# EXTRACTED RECORDS:

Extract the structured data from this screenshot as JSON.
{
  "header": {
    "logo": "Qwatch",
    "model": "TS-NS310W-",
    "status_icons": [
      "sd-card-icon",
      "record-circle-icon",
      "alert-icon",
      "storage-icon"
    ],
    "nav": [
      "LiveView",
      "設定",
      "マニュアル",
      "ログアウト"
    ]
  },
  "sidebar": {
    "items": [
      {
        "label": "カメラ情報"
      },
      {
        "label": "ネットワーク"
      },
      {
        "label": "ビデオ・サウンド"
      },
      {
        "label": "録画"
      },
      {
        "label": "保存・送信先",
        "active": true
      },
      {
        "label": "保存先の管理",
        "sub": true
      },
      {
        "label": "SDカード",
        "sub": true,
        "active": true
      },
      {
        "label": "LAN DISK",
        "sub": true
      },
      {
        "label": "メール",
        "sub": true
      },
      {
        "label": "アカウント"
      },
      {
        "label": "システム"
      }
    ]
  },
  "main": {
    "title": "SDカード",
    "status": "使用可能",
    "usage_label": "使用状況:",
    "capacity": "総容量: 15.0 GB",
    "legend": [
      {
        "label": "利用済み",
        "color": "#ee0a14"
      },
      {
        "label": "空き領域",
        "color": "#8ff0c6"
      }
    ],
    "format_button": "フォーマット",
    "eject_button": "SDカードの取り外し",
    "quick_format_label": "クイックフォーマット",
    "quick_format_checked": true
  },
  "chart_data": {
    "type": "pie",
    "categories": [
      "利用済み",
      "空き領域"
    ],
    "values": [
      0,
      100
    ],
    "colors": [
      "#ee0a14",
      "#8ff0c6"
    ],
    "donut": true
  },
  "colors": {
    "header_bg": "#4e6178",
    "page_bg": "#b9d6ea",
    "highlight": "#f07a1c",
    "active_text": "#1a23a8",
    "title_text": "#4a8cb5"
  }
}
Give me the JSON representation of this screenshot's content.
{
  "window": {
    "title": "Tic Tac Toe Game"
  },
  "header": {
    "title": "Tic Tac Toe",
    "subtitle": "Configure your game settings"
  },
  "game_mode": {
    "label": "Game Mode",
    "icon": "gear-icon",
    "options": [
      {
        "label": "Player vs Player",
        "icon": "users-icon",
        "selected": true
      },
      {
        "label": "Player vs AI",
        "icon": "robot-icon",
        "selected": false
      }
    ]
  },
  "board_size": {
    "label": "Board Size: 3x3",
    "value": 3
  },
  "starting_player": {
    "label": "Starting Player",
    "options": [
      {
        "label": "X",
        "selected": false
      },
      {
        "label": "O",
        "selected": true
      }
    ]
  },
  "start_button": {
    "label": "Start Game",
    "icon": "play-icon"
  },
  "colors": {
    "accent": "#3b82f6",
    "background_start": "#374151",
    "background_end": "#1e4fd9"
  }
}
--
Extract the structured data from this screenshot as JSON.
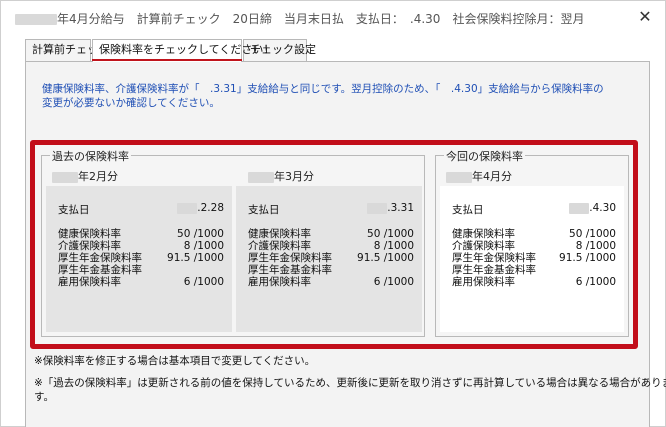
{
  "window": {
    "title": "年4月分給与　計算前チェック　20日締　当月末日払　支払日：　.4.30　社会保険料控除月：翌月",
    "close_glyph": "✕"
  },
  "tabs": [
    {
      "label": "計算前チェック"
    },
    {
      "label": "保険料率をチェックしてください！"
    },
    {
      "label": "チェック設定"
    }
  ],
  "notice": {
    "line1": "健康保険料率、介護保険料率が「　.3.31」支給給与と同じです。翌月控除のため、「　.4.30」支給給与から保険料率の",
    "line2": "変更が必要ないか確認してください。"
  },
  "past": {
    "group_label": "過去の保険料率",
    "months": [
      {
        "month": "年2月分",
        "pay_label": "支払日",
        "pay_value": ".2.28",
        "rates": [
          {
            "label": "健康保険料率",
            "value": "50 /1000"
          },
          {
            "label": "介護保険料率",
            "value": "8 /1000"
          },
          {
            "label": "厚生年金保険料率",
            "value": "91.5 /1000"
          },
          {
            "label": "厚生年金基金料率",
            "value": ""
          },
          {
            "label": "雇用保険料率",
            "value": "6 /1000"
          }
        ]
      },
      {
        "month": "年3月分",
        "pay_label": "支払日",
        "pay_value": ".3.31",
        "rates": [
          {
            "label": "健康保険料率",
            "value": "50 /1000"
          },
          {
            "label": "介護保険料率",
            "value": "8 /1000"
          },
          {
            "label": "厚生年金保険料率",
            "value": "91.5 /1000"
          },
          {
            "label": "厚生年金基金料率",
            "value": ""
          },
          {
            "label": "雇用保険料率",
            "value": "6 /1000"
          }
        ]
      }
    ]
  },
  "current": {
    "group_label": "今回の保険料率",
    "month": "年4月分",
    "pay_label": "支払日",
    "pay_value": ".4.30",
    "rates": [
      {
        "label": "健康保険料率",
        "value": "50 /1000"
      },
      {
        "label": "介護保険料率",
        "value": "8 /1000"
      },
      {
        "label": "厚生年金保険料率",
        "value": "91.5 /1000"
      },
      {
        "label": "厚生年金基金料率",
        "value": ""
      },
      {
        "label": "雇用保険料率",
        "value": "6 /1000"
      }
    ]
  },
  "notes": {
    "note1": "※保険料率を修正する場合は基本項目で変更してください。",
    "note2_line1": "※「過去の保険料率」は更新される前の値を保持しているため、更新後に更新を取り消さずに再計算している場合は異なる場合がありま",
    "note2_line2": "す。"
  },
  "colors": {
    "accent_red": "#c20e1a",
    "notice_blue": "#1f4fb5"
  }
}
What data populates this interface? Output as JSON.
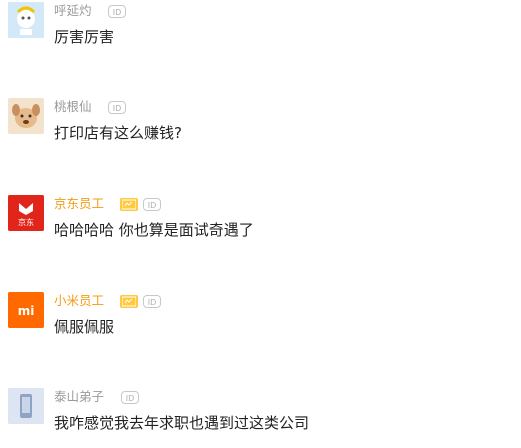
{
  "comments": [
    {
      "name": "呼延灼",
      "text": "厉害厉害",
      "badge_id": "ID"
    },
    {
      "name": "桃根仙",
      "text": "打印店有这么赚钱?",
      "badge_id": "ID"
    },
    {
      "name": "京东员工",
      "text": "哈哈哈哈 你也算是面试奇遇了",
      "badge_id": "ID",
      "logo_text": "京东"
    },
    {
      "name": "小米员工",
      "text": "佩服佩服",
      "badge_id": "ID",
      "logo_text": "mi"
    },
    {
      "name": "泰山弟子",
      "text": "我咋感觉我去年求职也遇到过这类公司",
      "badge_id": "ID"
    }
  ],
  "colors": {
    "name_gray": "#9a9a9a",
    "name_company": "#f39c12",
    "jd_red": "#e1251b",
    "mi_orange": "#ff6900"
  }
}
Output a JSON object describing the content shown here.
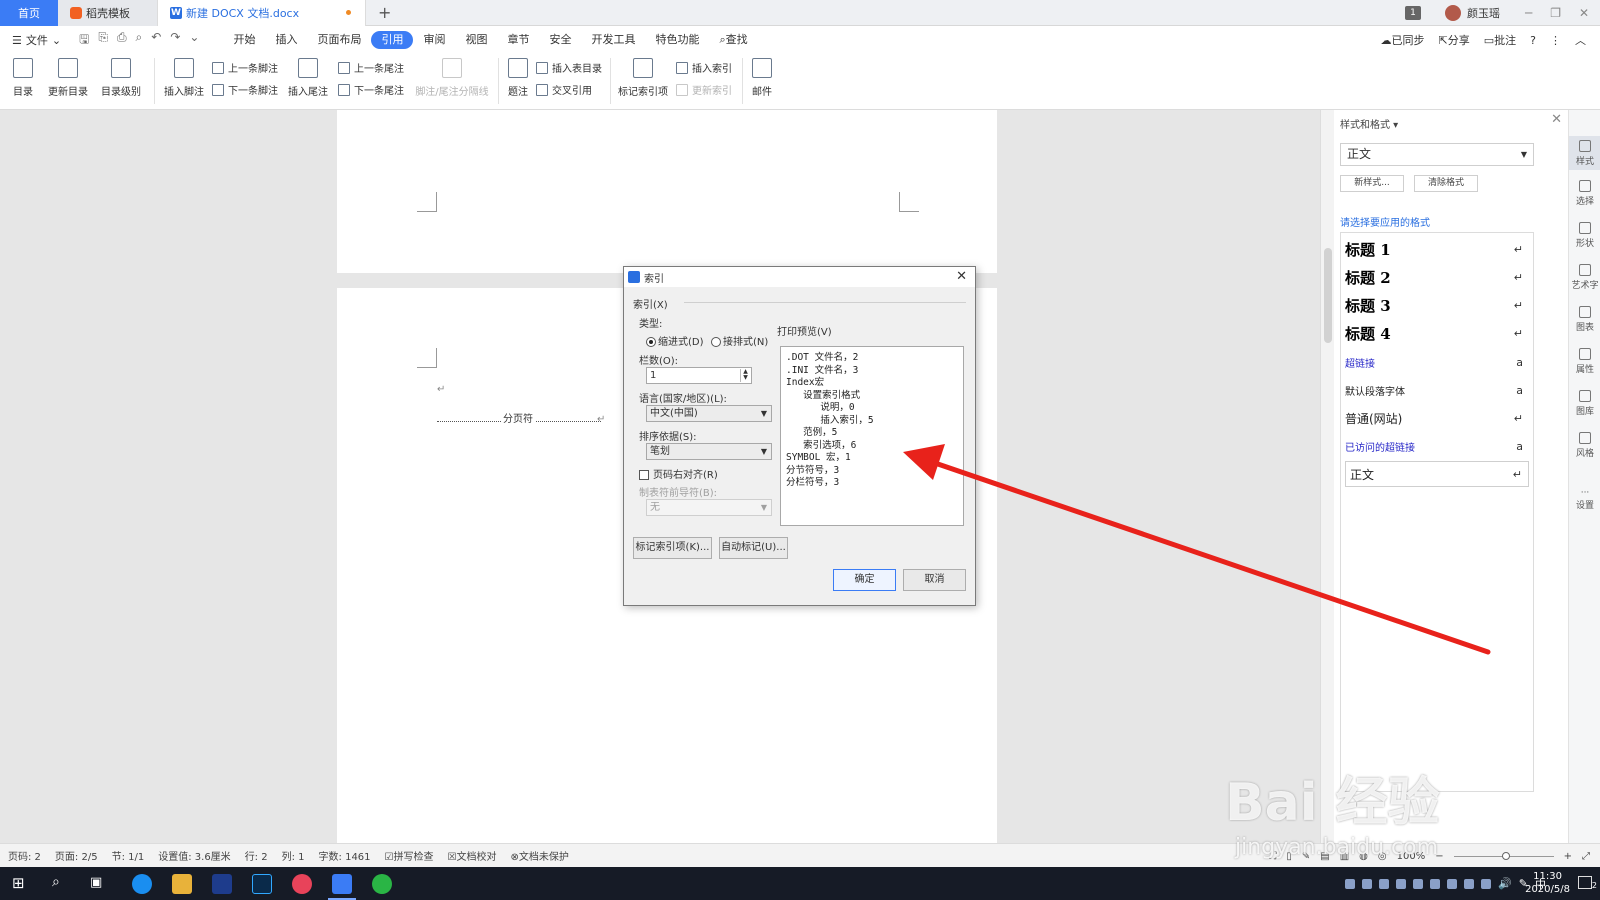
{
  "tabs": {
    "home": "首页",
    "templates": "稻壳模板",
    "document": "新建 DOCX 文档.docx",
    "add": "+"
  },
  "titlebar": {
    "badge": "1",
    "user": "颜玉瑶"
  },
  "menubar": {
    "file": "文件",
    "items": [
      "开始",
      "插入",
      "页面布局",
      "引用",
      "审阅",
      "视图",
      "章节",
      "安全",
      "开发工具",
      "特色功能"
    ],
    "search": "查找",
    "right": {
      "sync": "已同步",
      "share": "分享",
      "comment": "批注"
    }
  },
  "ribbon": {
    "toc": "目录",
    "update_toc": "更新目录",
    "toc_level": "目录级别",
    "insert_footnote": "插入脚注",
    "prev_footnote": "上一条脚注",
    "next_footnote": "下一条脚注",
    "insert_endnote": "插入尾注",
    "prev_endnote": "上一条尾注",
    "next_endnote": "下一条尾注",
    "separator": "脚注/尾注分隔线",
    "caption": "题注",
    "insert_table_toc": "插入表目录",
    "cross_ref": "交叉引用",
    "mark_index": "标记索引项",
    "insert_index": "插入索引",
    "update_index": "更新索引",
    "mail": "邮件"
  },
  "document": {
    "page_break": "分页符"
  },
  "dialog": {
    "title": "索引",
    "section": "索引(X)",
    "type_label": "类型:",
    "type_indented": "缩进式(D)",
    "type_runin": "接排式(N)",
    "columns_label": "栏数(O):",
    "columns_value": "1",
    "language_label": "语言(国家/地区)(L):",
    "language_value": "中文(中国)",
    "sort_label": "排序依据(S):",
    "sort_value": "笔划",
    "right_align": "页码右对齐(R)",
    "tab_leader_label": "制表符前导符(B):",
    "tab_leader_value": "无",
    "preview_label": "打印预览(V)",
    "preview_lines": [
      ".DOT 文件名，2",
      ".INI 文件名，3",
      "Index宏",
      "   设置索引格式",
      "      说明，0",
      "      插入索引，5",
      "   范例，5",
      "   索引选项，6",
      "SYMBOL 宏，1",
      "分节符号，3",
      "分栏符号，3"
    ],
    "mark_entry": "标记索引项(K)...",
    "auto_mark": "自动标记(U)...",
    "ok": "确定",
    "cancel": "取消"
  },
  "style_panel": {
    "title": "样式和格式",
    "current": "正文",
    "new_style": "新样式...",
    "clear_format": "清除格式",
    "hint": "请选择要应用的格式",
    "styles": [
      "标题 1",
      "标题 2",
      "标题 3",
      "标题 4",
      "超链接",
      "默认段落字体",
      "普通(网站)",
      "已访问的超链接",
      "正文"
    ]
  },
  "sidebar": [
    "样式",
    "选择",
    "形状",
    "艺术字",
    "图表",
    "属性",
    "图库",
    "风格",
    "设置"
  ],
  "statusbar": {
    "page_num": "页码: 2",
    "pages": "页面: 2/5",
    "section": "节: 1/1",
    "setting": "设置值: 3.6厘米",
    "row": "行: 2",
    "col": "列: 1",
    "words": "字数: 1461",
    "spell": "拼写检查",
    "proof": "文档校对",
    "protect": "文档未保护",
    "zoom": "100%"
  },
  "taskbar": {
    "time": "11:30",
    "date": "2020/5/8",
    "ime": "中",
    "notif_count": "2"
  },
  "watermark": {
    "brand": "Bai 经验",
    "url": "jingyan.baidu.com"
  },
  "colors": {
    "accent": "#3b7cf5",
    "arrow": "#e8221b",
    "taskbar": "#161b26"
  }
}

# INSTRUCTION:
Extract, from the material above, each line holding the word "Output".

# ANSWER TO THIS EXERCISE:
What data populates this interface? Output as JSON.
Output a JSON object describing the content shown here.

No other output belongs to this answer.